**Do this**
Check each line of the listing, and copy it if it contains the word "JSON".
++++ Given records
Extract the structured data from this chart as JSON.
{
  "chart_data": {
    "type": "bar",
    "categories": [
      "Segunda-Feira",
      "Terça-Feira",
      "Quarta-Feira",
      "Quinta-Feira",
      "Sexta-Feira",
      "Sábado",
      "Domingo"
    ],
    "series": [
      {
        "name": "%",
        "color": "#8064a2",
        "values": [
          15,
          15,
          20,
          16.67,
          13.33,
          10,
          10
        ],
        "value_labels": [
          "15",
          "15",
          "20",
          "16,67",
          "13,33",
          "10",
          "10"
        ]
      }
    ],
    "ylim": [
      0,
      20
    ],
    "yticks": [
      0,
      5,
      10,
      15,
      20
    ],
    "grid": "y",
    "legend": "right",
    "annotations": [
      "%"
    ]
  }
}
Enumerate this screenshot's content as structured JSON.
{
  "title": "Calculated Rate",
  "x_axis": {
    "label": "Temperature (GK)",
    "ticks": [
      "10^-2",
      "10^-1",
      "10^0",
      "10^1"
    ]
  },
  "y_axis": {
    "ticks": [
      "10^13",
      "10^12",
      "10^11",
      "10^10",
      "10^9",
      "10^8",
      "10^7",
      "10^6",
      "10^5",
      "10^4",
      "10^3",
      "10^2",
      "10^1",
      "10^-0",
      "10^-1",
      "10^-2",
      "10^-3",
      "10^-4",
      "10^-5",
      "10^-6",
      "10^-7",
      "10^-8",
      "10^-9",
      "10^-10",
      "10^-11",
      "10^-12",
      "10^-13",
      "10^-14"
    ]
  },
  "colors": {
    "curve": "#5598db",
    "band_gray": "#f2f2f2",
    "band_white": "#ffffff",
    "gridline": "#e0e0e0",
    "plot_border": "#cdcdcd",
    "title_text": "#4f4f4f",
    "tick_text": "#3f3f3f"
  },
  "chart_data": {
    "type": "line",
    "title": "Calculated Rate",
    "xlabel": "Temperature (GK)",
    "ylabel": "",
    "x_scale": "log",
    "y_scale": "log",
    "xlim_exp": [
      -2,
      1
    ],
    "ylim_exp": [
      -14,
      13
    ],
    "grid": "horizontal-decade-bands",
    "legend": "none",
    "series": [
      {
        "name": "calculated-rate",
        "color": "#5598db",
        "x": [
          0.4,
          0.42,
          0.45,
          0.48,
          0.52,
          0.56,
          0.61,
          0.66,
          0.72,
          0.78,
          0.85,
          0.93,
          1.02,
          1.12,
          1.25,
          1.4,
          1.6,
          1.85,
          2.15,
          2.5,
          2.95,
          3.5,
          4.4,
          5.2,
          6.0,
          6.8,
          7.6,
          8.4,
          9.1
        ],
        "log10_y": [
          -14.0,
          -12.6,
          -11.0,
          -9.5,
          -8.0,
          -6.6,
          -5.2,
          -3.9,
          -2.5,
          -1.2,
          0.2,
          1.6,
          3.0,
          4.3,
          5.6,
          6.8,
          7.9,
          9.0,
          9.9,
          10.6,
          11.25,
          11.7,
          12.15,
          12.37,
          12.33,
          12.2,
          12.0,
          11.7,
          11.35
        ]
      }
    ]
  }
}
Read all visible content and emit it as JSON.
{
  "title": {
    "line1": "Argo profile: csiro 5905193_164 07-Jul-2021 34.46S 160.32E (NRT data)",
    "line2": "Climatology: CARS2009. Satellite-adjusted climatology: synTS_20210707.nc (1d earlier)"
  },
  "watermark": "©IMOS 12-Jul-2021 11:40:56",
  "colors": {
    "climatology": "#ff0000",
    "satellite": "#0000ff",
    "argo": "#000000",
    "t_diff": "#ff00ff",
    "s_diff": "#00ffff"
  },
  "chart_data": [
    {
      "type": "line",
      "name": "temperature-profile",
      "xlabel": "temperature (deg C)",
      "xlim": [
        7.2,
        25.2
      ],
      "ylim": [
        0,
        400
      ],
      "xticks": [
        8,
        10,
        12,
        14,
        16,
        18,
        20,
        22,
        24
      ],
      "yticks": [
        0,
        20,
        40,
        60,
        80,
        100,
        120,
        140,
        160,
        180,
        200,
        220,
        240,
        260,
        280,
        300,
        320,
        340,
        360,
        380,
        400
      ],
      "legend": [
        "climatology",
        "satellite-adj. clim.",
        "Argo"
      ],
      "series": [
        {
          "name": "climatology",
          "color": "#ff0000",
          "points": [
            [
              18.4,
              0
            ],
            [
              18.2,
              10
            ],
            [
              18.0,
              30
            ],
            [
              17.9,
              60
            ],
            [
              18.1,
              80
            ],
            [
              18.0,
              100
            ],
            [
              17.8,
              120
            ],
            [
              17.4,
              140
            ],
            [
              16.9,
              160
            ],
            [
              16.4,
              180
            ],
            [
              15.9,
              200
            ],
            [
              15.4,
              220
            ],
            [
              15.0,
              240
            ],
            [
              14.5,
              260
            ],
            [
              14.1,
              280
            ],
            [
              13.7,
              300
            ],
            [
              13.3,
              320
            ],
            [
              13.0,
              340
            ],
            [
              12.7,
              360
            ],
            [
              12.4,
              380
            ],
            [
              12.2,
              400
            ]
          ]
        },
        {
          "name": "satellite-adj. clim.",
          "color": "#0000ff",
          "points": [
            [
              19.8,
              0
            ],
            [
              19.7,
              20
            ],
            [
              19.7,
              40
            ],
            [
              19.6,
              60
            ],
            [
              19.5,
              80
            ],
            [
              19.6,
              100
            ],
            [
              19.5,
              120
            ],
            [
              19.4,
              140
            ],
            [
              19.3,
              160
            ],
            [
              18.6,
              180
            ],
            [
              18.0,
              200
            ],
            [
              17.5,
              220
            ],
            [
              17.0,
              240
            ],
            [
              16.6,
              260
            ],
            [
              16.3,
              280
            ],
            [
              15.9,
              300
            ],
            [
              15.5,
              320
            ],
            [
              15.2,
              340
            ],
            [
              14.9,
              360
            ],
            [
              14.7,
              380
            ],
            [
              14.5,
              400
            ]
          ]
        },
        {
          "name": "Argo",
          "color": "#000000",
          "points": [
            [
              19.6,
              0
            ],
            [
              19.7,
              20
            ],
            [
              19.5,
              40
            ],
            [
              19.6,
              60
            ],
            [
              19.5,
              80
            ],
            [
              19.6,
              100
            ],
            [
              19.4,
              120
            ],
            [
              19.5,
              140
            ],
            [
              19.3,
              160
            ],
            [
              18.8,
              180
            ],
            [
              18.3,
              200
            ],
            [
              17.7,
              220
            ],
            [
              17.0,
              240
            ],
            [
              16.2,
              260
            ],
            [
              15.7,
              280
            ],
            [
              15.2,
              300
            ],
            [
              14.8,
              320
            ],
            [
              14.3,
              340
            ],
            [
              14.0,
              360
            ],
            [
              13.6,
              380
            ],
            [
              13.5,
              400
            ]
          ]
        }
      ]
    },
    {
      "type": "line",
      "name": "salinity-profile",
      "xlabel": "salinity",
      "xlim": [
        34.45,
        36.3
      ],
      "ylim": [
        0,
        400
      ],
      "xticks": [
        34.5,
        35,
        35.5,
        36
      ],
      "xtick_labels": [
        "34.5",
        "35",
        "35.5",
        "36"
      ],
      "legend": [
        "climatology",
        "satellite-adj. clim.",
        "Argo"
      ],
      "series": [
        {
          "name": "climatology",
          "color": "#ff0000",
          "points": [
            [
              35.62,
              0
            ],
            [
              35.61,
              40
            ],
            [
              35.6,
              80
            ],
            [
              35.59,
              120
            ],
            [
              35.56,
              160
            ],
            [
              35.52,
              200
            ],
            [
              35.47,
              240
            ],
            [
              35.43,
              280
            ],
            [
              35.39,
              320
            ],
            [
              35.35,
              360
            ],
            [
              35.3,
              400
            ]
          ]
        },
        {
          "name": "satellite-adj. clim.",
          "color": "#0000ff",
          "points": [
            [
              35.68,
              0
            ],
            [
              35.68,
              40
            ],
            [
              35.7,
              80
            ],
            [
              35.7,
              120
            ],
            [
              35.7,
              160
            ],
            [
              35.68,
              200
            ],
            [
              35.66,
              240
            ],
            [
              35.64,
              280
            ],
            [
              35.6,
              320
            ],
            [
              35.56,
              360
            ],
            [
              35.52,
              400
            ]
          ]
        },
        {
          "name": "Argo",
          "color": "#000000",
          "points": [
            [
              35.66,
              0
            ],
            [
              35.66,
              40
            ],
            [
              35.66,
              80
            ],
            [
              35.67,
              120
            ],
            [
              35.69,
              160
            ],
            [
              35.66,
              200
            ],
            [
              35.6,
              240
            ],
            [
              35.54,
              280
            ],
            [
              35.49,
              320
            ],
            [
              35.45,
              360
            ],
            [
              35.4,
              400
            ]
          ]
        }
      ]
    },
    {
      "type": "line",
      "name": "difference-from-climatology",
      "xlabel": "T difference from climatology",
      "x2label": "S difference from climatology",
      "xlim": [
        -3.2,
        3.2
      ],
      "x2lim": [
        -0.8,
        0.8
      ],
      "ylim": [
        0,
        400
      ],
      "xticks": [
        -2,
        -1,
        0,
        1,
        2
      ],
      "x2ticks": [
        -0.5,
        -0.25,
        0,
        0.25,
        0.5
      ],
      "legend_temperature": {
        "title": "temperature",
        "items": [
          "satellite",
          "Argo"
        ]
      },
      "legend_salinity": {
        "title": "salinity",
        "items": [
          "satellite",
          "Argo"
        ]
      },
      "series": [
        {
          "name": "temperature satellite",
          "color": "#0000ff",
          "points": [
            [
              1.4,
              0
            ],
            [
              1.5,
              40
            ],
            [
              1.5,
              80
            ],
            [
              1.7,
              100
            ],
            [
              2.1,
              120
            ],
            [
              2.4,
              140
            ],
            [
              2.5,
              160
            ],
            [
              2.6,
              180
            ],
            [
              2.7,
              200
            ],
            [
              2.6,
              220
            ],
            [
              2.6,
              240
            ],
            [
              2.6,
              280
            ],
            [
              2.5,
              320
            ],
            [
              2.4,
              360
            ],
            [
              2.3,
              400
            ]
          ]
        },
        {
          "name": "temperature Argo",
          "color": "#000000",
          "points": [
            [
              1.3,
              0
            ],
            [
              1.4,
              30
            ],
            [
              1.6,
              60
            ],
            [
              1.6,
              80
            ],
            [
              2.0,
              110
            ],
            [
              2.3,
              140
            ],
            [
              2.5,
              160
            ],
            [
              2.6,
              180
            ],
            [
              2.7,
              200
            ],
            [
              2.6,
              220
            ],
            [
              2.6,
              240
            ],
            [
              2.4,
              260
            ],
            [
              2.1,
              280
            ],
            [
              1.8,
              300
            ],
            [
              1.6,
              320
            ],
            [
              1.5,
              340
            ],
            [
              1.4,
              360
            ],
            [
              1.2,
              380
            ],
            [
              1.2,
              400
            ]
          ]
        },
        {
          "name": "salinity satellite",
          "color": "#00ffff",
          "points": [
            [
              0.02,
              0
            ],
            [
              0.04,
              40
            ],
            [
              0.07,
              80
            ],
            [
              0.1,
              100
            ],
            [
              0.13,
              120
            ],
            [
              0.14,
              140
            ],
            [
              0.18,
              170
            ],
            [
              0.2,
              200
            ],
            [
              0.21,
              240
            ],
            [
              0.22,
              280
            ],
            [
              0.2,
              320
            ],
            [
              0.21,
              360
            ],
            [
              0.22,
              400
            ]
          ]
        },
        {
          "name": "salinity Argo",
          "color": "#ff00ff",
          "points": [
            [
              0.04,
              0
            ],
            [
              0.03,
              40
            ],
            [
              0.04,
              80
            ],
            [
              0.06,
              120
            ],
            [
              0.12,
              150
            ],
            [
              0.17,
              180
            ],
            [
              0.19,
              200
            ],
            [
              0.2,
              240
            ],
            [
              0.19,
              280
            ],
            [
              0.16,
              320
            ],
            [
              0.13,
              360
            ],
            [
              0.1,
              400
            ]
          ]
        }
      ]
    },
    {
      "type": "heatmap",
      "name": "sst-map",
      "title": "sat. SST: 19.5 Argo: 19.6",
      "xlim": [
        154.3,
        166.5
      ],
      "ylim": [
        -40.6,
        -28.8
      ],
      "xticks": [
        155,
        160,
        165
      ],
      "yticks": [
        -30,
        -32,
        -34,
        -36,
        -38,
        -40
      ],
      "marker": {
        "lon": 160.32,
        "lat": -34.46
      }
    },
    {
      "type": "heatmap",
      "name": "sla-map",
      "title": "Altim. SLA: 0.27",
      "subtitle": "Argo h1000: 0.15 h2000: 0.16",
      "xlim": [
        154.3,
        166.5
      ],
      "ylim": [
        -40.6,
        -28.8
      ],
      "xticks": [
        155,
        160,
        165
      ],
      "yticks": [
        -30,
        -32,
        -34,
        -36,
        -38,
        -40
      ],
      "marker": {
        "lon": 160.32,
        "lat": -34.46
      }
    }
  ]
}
++++++++
**Response to the exercise**
Extract the structured data from this chart as JSON.
Enumerate this screenshot's content as structured JSON.
Read all visible content and emit it as JSON.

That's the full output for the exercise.